Do this | Go through the data below. Pull out every line that has the word "podstawień".

Dataset excerpts |
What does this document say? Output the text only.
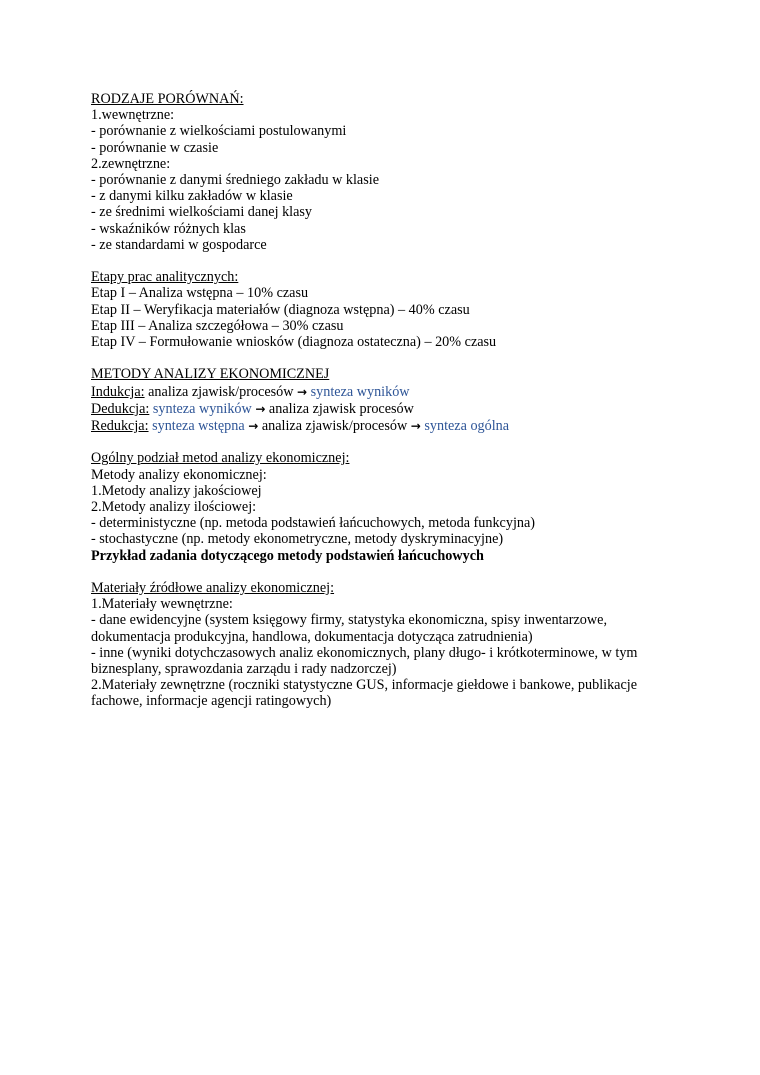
RODZAJE PORÓWNAŃ:
1.wewnętrzne:
- porównanie z wielkościami postulowanymi
- porównanie w czasie
2.zewnętrzne:
- porównanie z danymi średniego zakładu w klasie
- z danymi kilku zakładów w klasie
- ze średnimi wielkościami danej klasy
- wskaźników różnych klas
- ze standardami w gospodarce
Etapy prac analitycznych:
Etap I – Analiza wstępna – 10% czasu
Etap II – Weryfikacja materiałów (diagnoza wstępna) – 40% czasu
Etap III – Analiza szczegółowa – 30% czasu
Etap IV – Formułowanie wniosków (diagnoza ostateczna) – 20% czasu
METODY ANALIZY EKONOMICZNEJ
Indukcja: analiza zjawisk/procesów → synteza wyników
Dedukcja: synteza wyników → analiza zjawisk procesów
Redukcja: synteza wstępna → analiza zjawisk/procesów → synteza ogólna
Ogólny podział metod analizy ekonomicznej:
Metody analizy ekonomicznej:
1.Metody analizy jakościowej
2.Metody analizy ilościowej:
- deterministyczne (np. metoda podstawień łańcuchowych, metoda funkcyjna)
- stochastyczne (np. metody ekonometryczne, metody dyskryminacyjne)
Przykład zadania dotyczącego metody podstawień łańcuchowych
Materiały źródłowe analizy ekonomicznej:
1.Materiały wewnętrzne:
- dane ewidencyjne (system księgowy firmy, statystyka ekonomiczna, spisy inwentarzowe, dokumentacja produkcyjna, handlowa, dokumentacja dotycząca zatrudnienia)
- inne (wyniki dotychczasowych analiz ekonomicznych, plany długo- i krótkoterminowe, w tym biznesplany, sprawozdania zarządu i rady nadzorczej)
2.Materiały zewnętrzne (roczniki statystyczne GUS, informacje giełdowe i bankowe, publikacje fachowe, informacje agencji ratingowych)
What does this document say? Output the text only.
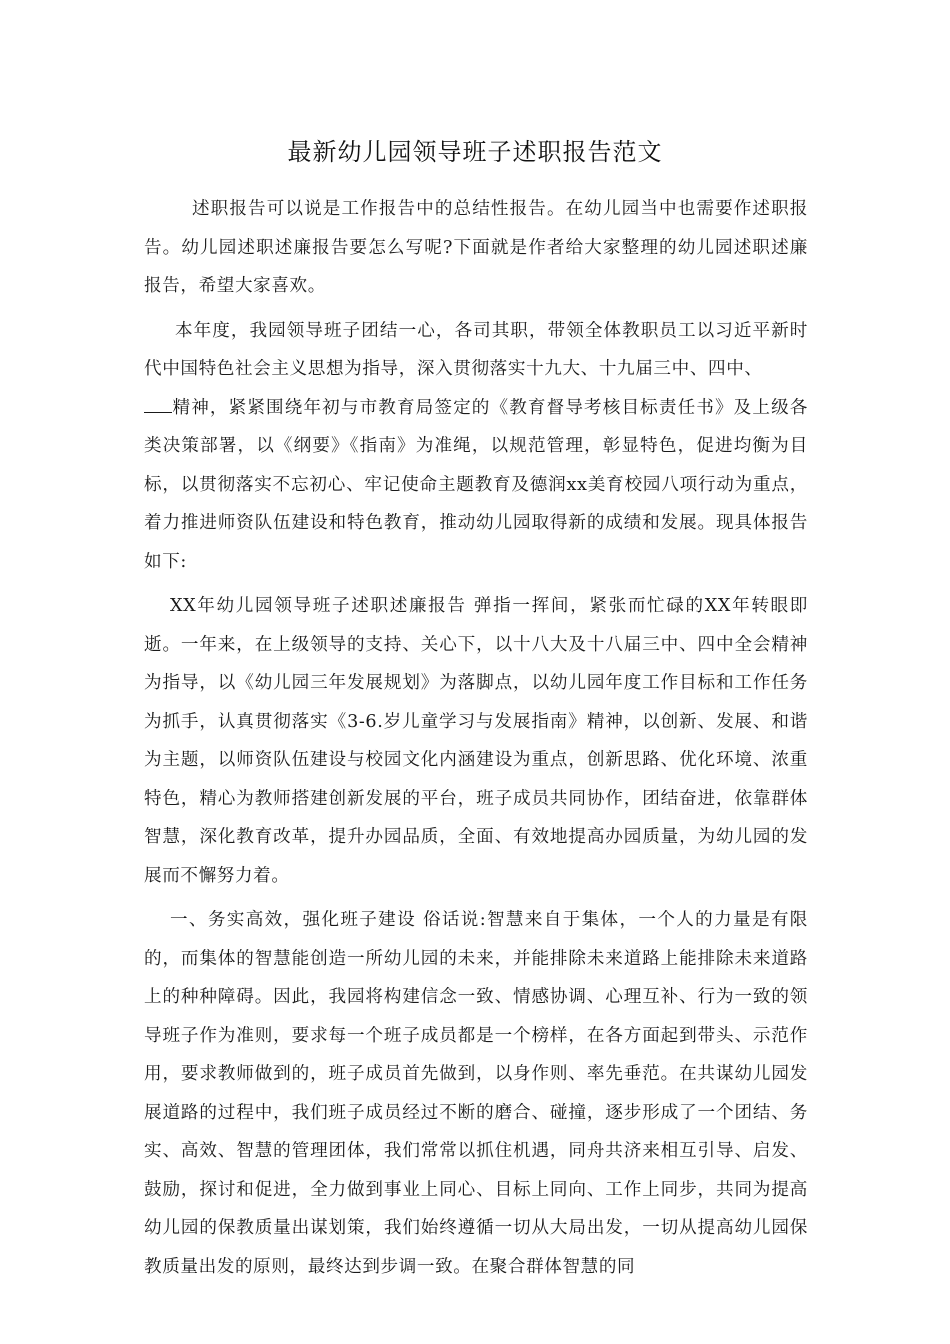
最新幼儿园领导班子述职报告范文

述职报告可以说是工作报告中的总结性报告。在幼儿园当中也需要作述职报告。幼儿园述职述廉报告要怎么写呢?下面就是作者给大家整理的幼儿园述职述廉报告，希望大家喜欢。

本年度，我园领导班子团结一心，各司其职，带领全体教职员工以习近平新时代中国特色社会主义思想为指导，深入贯彻落实十九大、十九届三中、四中、
精神，紧紧围绕年初与市教育局签定的《教育督导考核目标责任书》及上级各类决策部署，以《纲要》《指南》为准绳，以规范管理，彰显特色，促进均衡为目标，以贯彻落实不忘初心、牢记使命主题教育及德润xx美育校园八项行动为重点，着力推进师资队伍建设和特色教育，推动幼儿园取得新的成绩和发展。现具体报告如下:

XX年幼儿园领导班子述职述廉报告 弹指一挥间，紧张而忙碌的XX年转眼即逝。一年来，在上级领导的支持、关心下，以十八大及十八届三中、四中全会精神为指导，以《幼儿园三年发展规划》为落脚点，以幼儿园年度工作目标和工作任务为抓手，认真贯彻落实《3-6.岁儿童学习与发展指南》精神，以创新、发展、和谐为主题，以师资队伍建设与校园文化内涵建设为重点，创新思路、优化环境、浓重特色，精心为教师搭建创新发展的平台，班子成员共同协作，团结奋进，依靠群体智慧，深化教育改革，提升办园品质，全面、有效地提高办园质量，为幼儿园的发展而不懈努力着。

一、务实高效，强化班子建设 俗话说:智慧来自于集体，一个人的力量是有限的，而集体的智慧能创造一所幼儿园的未来，并能排除未来道路上能排除未来道路上的种种障碍。因此，我园将构建信念一致、情感协调、心理互补、行为一致的领导班子作为准则，要求每一个班子成员都是一个榜样，在各方面起到带头、示范作用，要求教师做到的，班子成员首先做到，以身作则、率先垂范。在共谋幼儿园发展道路的过程中，我们班子成员经过不断的磨合、碰撞，逐步形成了一个团结、务实、高效、智慧的管理团体，我们常常以抓住机遇，同舟共济来相互引导、启发、鼓励，探讨和促进，全力做到事业上同心、目标上同向、工作上同步，共同为提高幼儿园的保教质量出谋划策，我们始终遵循一切从大局出发，一切从提高幼儿园保教质量出发的原则，最终达到步调一致。在聚合群体智慧的同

The response |
- deterministyczne (np. metoda podstawień łańcuchowych, metoda funkcyjna)
Przykład zadania dotyczącego metody podstawień łańcuchowych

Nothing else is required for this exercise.